Saved entries:
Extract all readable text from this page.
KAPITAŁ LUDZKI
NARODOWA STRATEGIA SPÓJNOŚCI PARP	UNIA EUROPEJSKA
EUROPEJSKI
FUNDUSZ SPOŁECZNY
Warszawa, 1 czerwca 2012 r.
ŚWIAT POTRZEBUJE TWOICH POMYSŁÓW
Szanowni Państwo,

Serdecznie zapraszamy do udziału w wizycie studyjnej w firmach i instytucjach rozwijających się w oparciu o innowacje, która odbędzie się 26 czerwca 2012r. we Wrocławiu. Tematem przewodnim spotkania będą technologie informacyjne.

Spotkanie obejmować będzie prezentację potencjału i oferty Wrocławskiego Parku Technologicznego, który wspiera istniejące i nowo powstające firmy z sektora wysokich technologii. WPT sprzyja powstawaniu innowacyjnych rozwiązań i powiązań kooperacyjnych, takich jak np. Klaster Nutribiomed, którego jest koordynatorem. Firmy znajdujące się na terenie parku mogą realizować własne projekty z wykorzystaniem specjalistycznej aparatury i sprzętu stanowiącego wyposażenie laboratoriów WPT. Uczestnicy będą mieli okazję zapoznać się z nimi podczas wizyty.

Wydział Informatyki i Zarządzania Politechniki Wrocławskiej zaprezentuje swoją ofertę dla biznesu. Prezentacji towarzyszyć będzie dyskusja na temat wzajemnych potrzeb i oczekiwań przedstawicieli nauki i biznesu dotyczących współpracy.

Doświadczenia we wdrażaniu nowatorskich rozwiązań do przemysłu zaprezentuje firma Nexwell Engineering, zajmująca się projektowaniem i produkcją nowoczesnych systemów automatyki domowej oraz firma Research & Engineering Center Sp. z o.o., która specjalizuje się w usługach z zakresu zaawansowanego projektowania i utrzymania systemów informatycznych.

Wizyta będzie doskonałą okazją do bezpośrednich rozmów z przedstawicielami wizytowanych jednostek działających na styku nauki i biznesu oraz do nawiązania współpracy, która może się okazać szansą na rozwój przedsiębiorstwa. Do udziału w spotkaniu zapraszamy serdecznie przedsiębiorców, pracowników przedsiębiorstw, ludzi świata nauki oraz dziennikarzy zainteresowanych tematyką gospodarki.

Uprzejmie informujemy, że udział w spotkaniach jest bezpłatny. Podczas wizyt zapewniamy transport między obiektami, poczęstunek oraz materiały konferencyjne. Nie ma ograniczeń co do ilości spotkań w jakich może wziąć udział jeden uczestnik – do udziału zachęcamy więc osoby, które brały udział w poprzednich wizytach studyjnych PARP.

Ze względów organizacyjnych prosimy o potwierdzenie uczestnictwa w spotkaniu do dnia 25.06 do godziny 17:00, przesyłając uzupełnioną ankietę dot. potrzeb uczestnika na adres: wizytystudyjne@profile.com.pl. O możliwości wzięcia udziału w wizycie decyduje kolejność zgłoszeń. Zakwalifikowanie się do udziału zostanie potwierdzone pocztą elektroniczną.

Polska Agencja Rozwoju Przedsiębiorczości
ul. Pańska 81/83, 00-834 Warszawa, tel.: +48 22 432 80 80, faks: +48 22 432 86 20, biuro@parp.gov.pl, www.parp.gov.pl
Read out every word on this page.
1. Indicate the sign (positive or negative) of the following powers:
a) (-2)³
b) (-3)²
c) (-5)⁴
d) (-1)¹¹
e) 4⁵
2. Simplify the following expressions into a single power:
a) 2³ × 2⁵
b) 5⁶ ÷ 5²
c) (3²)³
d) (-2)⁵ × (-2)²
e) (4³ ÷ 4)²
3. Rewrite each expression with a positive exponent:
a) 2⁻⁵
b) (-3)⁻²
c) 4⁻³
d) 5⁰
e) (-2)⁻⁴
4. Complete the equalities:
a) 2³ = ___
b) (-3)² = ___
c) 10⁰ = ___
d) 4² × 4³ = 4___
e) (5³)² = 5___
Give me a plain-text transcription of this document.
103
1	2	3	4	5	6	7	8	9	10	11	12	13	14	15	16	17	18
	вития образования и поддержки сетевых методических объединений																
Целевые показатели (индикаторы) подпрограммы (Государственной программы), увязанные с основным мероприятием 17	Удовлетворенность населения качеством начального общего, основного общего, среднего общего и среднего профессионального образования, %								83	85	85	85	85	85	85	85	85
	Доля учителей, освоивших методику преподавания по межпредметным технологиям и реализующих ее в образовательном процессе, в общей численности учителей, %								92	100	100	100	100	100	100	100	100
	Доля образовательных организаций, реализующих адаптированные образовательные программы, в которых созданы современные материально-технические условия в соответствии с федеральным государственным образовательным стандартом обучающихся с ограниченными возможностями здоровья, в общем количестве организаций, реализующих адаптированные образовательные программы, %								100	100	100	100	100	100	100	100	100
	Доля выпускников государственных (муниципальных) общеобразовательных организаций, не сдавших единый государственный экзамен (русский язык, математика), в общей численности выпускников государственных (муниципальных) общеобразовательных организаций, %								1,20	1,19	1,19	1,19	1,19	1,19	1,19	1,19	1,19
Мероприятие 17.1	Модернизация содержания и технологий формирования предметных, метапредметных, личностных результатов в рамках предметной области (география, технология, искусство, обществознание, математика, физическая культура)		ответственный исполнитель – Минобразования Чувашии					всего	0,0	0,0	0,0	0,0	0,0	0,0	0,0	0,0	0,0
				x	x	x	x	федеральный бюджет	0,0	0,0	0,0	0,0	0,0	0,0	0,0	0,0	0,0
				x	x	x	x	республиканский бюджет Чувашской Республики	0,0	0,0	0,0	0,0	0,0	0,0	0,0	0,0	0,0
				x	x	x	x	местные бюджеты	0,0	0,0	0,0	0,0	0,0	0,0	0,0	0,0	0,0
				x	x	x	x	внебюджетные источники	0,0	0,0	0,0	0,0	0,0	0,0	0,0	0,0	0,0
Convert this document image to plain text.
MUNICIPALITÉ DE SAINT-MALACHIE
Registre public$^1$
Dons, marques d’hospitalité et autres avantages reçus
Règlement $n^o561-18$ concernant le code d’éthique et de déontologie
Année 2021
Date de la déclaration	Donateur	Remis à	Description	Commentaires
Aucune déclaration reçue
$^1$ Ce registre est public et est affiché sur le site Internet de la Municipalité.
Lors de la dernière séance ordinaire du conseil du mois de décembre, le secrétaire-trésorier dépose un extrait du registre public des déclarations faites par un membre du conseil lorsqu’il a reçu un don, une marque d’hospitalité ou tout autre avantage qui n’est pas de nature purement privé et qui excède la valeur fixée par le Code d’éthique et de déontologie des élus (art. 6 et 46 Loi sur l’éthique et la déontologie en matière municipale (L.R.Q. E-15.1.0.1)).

PROMPT. Pull out each line of the listing that holds the string "plain".

RESULT.
Give me a plain-text transcription of this document.
Convert this document image to plain text.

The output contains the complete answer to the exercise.